> **What is asked**
Copy out each line that mentions the word "terminology".

> **Dataset excerpts**
----
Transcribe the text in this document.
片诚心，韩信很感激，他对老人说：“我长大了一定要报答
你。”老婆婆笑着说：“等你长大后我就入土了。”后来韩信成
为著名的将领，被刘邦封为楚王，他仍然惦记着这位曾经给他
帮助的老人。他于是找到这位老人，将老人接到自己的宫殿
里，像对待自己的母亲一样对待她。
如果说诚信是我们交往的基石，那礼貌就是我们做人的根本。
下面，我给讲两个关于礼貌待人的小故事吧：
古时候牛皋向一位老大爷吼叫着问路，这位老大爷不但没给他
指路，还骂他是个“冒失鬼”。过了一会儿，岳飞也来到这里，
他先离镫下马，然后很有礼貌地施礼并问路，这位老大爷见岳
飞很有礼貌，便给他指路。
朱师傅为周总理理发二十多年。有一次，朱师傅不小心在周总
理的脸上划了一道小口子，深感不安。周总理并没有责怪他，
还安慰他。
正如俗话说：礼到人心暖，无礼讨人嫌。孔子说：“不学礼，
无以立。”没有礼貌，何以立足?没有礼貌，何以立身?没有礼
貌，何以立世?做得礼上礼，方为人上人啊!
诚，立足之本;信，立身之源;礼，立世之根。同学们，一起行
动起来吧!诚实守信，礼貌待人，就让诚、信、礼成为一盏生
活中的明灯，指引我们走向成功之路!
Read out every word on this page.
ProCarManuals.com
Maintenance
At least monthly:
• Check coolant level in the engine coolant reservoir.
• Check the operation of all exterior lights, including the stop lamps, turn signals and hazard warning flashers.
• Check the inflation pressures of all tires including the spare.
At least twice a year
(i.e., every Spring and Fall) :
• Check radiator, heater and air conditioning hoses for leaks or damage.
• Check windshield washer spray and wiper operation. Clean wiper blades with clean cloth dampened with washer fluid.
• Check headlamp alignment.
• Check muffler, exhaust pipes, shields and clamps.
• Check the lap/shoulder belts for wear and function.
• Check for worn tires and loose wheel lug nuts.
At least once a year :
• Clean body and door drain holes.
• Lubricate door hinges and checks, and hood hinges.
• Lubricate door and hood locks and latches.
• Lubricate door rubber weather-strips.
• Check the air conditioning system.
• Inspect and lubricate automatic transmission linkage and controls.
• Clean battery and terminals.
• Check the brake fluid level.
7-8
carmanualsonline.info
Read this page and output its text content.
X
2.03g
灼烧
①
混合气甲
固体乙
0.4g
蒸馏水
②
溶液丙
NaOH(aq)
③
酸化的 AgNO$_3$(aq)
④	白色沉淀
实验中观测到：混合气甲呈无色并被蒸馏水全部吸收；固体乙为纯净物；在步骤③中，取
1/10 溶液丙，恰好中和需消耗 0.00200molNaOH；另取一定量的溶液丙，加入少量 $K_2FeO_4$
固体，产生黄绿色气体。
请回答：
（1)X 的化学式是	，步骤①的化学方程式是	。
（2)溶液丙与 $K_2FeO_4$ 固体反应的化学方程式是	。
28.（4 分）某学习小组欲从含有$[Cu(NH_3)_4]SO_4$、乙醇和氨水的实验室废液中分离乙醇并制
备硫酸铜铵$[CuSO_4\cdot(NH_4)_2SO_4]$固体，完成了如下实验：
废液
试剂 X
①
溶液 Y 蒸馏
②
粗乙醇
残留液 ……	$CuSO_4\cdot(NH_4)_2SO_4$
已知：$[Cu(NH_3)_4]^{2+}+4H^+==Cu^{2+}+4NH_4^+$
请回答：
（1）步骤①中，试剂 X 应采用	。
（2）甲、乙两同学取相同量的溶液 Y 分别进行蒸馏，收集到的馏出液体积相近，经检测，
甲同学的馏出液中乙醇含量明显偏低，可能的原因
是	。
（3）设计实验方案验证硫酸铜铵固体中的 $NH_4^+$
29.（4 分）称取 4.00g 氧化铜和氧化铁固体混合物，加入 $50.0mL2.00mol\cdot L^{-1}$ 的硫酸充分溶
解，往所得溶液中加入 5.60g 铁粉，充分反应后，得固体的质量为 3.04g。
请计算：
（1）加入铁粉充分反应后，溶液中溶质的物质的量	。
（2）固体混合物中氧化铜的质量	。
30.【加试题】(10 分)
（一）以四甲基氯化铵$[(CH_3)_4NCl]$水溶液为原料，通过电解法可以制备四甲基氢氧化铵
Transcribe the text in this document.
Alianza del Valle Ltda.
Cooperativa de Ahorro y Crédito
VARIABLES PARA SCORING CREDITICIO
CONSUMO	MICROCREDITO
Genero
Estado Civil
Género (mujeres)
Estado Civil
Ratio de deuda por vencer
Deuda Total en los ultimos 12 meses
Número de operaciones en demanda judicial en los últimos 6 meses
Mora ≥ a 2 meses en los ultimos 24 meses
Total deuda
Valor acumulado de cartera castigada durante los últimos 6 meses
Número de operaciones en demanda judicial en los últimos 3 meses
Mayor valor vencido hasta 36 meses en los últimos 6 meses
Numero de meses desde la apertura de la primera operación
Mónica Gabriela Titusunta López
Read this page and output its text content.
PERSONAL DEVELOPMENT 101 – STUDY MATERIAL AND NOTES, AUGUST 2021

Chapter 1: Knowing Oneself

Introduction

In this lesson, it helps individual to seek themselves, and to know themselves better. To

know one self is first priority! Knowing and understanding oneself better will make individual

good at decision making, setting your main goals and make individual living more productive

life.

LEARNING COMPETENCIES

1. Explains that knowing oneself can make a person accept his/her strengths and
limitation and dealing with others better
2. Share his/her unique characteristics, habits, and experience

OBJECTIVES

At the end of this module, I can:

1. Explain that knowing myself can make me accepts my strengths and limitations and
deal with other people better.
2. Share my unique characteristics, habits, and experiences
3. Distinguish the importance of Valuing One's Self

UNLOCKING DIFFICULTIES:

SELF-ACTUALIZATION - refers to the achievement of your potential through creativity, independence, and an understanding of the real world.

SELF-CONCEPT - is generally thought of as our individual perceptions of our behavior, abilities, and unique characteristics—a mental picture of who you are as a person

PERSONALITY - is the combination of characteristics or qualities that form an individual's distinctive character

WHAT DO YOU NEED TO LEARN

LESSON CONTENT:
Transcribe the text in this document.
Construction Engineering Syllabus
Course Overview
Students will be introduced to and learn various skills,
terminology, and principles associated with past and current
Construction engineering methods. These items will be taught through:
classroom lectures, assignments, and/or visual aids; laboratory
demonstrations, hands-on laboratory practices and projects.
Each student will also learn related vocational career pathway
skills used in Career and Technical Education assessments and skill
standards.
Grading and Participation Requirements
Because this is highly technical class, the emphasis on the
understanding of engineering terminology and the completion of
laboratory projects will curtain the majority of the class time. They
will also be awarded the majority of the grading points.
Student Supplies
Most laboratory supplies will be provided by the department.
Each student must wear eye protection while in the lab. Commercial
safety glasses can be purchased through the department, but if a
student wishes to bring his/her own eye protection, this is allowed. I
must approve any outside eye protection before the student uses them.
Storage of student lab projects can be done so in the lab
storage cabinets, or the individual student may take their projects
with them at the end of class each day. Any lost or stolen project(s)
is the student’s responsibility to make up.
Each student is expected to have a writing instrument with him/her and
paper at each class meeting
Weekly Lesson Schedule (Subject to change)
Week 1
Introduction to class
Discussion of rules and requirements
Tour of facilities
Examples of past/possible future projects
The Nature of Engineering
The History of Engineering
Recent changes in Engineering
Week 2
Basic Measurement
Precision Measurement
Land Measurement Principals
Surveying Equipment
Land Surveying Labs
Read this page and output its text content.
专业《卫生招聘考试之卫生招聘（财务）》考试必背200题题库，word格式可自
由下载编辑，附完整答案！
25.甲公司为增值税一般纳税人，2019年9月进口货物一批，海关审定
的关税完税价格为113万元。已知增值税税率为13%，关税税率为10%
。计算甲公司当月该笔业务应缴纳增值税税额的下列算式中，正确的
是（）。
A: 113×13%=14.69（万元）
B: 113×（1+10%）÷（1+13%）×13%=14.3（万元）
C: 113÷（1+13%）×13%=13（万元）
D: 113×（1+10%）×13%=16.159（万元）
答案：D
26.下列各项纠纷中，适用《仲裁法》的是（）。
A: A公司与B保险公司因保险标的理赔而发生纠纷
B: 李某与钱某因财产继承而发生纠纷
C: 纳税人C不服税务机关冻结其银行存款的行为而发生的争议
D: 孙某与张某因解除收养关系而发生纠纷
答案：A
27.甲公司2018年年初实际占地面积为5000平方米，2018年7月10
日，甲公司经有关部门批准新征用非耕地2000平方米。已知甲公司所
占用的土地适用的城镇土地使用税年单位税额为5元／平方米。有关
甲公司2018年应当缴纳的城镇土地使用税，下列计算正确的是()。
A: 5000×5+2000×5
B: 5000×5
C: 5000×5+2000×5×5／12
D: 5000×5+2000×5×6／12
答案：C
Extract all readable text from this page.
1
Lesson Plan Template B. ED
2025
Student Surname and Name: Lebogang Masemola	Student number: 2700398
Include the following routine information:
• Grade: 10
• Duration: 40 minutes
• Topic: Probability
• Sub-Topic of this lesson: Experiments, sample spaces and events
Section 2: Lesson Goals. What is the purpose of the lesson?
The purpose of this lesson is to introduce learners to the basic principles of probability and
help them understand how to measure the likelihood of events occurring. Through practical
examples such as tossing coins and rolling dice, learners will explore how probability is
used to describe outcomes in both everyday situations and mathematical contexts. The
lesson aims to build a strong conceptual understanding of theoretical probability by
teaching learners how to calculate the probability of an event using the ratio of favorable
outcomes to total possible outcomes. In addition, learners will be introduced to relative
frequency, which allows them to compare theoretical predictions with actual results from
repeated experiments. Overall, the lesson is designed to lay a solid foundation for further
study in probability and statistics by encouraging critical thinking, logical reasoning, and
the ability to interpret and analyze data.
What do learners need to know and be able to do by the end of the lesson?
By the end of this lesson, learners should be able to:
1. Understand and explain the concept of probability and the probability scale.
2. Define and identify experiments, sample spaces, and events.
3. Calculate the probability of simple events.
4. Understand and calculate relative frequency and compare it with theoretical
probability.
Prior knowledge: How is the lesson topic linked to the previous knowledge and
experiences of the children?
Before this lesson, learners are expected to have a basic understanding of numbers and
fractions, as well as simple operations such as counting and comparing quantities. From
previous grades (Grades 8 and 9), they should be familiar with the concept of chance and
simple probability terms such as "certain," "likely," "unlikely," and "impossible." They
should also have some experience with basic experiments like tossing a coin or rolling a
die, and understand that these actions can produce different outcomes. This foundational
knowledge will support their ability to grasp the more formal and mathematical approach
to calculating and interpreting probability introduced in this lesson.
----
> **Written answer**
terminology, and principles associated with past and current
understanding of engineering terminology and the completion of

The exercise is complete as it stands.